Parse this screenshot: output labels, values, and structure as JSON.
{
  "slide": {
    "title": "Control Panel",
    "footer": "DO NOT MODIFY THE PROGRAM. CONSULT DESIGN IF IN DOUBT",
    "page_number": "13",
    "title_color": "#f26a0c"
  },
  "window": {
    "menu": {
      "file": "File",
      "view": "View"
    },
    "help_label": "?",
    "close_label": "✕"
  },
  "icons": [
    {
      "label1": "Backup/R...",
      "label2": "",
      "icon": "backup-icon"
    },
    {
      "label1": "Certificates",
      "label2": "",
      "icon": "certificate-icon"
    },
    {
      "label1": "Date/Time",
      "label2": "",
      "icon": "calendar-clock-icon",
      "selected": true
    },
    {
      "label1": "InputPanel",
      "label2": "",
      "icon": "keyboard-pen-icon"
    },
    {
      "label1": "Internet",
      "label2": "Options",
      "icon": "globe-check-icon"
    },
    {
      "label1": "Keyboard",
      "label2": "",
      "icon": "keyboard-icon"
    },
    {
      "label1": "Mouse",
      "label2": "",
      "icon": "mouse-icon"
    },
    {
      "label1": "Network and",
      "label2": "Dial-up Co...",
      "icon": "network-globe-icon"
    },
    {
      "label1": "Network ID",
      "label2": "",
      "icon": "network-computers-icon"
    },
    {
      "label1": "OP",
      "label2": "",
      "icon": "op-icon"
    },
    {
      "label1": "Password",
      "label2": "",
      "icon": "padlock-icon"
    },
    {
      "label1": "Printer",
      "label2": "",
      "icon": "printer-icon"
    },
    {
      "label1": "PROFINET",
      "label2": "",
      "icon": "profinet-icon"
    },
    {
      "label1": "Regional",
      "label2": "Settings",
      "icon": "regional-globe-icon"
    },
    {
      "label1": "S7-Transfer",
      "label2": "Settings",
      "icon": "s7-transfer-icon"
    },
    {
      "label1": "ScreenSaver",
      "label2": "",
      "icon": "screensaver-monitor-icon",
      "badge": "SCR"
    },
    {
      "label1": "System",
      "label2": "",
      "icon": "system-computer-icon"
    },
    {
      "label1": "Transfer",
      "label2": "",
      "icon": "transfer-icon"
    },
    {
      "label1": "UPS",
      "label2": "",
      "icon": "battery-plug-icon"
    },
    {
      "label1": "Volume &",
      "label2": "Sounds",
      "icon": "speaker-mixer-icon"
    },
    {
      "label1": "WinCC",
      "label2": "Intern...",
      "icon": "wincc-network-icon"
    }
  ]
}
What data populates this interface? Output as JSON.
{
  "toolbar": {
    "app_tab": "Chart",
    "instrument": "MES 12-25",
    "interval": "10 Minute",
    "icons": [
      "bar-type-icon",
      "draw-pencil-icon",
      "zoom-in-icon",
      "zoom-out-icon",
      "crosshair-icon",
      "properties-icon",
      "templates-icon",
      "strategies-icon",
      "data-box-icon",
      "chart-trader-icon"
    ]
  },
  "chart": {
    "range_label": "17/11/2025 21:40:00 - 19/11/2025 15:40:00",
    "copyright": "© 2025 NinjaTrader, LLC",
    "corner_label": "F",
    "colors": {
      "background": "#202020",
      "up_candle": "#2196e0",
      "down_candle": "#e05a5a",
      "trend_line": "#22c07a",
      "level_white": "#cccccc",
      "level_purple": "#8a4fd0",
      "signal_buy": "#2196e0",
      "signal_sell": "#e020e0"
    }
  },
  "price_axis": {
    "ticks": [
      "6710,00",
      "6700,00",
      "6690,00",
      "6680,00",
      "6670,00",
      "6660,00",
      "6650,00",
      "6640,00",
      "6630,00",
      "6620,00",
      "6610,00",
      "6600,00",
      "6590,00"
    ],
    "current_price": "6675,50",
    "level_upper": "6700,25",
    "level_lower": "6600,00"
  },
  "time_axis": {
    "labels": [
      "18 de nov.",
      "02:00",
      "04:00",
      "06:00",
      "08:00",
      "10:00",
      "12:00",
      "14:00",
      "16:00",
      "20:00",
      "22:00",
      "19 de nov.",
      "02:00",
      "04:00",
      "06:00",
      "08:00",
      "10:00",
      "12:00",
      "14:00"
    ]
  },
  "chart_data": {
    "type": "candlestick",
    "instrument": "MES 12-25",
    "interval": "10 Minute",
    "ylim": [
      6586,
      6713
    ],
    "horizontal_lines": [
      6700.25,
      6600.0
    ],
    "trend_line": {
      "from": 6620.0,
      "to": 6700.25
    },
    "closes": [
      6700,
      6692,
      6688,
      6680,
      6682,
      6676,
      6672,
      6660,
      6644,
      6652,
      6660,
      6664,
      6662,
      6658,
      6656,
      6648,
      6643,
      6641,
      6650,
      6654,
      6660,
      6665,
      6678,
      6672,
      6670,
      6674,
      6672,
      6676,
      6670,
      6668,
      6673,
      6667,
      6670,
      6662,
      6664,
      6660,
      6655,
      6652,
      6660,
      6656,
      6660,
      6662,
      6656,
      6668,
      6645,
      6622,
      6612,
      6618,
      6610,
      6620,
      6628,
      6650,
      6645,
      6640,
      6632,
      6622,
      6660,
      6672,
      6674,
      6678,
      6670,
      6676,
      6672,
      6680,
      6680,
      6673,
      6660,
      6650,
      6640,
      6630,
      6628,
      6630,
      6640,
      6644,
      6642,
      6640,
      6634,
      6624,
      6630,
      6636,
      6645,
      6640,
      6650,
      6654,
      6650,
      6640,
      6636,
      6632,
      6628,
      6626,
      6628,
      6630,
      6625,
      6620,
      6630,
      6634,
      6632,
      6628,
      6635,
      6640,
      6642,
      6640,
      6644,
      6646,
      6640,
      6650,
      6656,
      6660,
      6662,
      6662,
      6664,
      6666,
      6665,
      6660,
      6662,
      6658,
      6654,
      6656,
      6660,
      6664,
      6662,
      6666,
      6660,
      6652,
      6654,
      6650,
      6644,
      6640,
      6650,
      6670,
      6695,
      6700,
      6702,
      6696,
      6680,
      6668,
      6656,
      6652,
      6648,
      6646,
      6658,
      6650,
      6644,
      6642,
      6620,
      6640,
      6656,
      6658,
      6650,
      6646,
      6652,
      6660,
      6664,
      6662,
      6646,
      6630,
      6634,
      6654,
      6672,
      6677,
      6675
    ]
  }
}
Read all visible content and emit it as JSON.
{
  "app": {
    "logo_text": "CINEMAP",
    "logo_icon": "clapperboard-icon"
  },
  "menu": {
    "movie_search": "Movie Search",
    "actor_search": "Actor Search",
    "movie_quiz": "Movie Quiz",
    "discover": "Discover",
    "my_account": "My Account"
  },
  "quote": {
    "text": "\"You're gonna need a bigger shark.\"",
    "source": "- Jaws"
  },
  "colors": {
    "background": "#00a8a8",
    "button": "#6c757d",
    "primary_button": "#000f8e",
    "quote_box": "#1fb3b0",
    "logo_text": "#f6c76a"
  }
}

= = =

* _What you will do_:
Every record above needs to be repeated word for word.

* _In response_:
Parse this screenshot: output labels, values, and structure as JSON.
{
  "slide": {
    "title": "Control Panel",
    "footer": "DO NOT MODIFY THE PROGRAM. CONSULT DESIGN IF IN DOUBT",
    "page_number": "13",
    "title_color": "#f26a0c"
  },
  "window": {
    "menu": {
      "file": "File",
      "view": "View"
    },
    "help_label": "?",
    "close_label": "✕"
  },
  "icons": [
    {
      "label1": "Backup/R...",
      "label2": "",
      "icon": "backup-icon"
    },
    {
      "label1": "Certificates",
      "label2": "",
      "icon": "certificate-icon"
    },
    {
      "label1": "Date/Time",
      "label2": "",
      "icon": "calendar-clock-icon",
      "selected": true
    },
    {
      "label1": "InputPanel",
      "label2": "",
      "icon": "keyboard-pen-icon"
    },
    {
      "label1": "Internet",
      "label2": "Options",
      "icon": "globe-check-icon"
    },
    {
      "label1": "Keyboard",
      "label2": "",
      "icon": "keyboard-icon"
    },
    {
      "label1": "Mouse",
      "label2": "",
      "icon": "mouse-icon"
    },
    {
      "label1": "Network and",
      "label2": "Dial-up Co...",
      "icon": "network-globe-icon"
    },
    {
      "label1": "Network ID",
      "label2": "",
      "icon": "network-computers-icon"
    },
    {
      "label1": "OP",
      "label2": "",
      "icon": "op-icon"
    },
    {
      "label1": "Password",
      "label2": "",
      "icon": "padlock-icon"
    },
    {
      "label1": "Printer",
      "label2": "",
      "icon": "printer-icon"
    },
    {
      "label1": "PROFINET",
      "label2": "",
      "icon": "profinet-icon"
    },
    {
      "label1": "Regional",
      "label2": "Settings",
      "icon": "regional-globe-icon"
    },
    {
      "label1": "S7-Transfer",
      "label2": "Settings",
      "icon": "s7-transfer-icon"
    },
    {
      "label1": "ScreenSaver",
      "label2": "",
      "icon": "screensaver-monitor-icon",
      "badge": "SCR"
    },
    {
      "label1": "System",
      "label2": "",
      "icon": "system-computer-icon"
    },
    {
      "label1": "Transfer",
      "label2": "",
      "icon": "transfer-icon"
    },
    {
      "label1": "UPS",
      "label2": "",
      "icon": "battery-plug-icon"
    },
    {
      "label1": "Volume &",
      "label2": "Sounds",
      "icon": "speaker-mixer-icon"
    },
    {
      "label1": "WinCC",
      "label2": "Intern...",
      "icon": "wincc-network-icon"
    }
  ]
}
What data populates this interface? Output as JSON.
{
  "toolbar": {
    "app_tab": "Chart",
    "instrument": "MES 12-25",
    "interval": "10 Minute",
    "icons": [
      "bar-type-icon",
      "draw-pencil-icon",
      "zoom-in-icon",
      "zoom-out-icon",
      "crosshair-icon",
      "properties-icon",
      "templates-icon",
      "strategies-icon",
      "data-box-icon",
      "chart-trader-icon"
    ]
  },
  "chart": {
    "range_label": "17/11/2025 21:40:00 - 19/11/2025 15:40:00",
    "copyright": "© 2025 NinjaTrader, LLC",
    "corner_label": "F",
    "colors": {
      "background": "#202020",
      "up_candle": "#2196e0",
      "down_candle": "#e05a5a",
      "trend_line": "#22c07a",
      "level_white": "#cccccc",
      "level_purple": "#8a4fd0",
      "signal_buy": "#2196e0",
      "signal_sell": "#e020e0"
    }
  },
  "price_axis": {
    "ticks": [
      "6710,00",
      "6700,00",
      "6690,00",
      "6680,00",
      "6670,00",
      "6660,00",
      "6650,00",
      "6640,00",
      "6630,00",
      "6620,00",
      "6610,00",
      "6600,00",
      "6590,00"
    ],
    "current_price": "6675,50",
    "level_upper": "6700,25",
    "level_lower": "6600,00"
  },
  "time_axis": {
    "labels": [
      "18 de nov.",
      "02:00",
      "04:00",
      "06:00",
      "08:00",
      "10:00",
      "12:00",
      "14:00",
      "16:00",
      "20:00",
      "22:00",
      "19 de nov.",
      "02:00",
      "04:00",
      "06:00",
      "08:00",
      "10:00",
      "12:00",
      "14:00"
    ]
  },
  "chart_data": {
    "type": "candlestick",
    "instrument": "MES 12-25",
    "interval": "10 Minute",
    "ylim": [
      6586,
      6713
    ],
    "horizontal_lines": [
      6700.25,
      6600.0
    ],
    "trend_line": {
      "from": 6620.0,
      "to": 6700.25
    },
    "closes": [
      6700,
      6692,
      6688,
      6680,
      6682,
      6676,
      6672,
      6660,
      6644,
      6652,
      6660,
      6664,
      6662,
      6658,
      6656,
      6648,
      6643,
      6641,
      6650,
      6654,
      6660,
      6665,
      6678,
      6672,
      6670,
      6674,
      6672,
      6676,
      6670,
      6668,
      6673,
      6667,
      6670,
      6662,
      6664,
      6660,
      6655,
      6652,
      6660,
      6656,
      6660,
      6662,
      6656,
      6668,
      6645,
      6622,
      6612,
      6618,
      6610,
      6620,
      6628,
      6650,
      6645,
      6640,
      6632,
      6622,
      6660,
      6672,
      6674,
      6678,
      6670,
      6676,
      6672,
      6680,
      6680,
      6673,
      6660,
      6650,
      6640,
      6630,
      6628,
      6630,
      6640,
      6644,
      6642,
      6640,
      6634,
      6624,
      6630,
      6636,
      6645,
      6640,
      6650,
      6654,
      6650,
      6640,
      6636,
      6632,
      6628,
      6626,
      6628,
      6630,
      6625,
      6620,
      6630,
      6634,
      6632,
      6628,
      6635,
      6640,
      6642,
      6640,
      6644,
      6646,
      6640,
      6650,
      6656,
      6660,
      6662,
      6662,
      6664,
      6666,
      6665,
      6660,
      6662,
      6658,
      6654,
      6656,
      6660,
      6664,
      6662,
      6666,
      6660,
      6652,
      6654,
      6650,
      6644,
      6640,
      6650,
      6670,
      6695,
      6700,
      6702,
      6696,
      6680,
      6668,
      6656,
      6652,
      6648,
      6646,
      6658,
      6650,
      6644,
      6642,
      6620,
      6640,
      6656,
      6658,
      6650,
      6646,
      6652,
      6660,
      6664,
      6662,
      6646,
      6630,
      6634,
      6654,
      6672,
      6677,
      6675
    ]
  }
}
Read all visible content and emit it as JSON.
{
  "app": {
    "logo_text": "CINEMAP",
    "logo_icon": "clapperboard-icon"
  },
  "menu": {
    "movie_search": "Movie Search",
    "actor_search": "Actor Search",
    "movie_quiz": "Movie Quiz",
    "discover": "Discover",
    "my_account": "My Account"
  },
  "quote": {
    "text": "\"You're gonna need a bigger shark.\"",
    "source": "- Jaws"
  },
  "colors": {
    "background": "#00a8a8",
    "button": "#6c757d",
    "primary_button": "#000f8e",
    "quote_box": "#1fb3b0",
    "logo_text": "#f6c76a"
  }
}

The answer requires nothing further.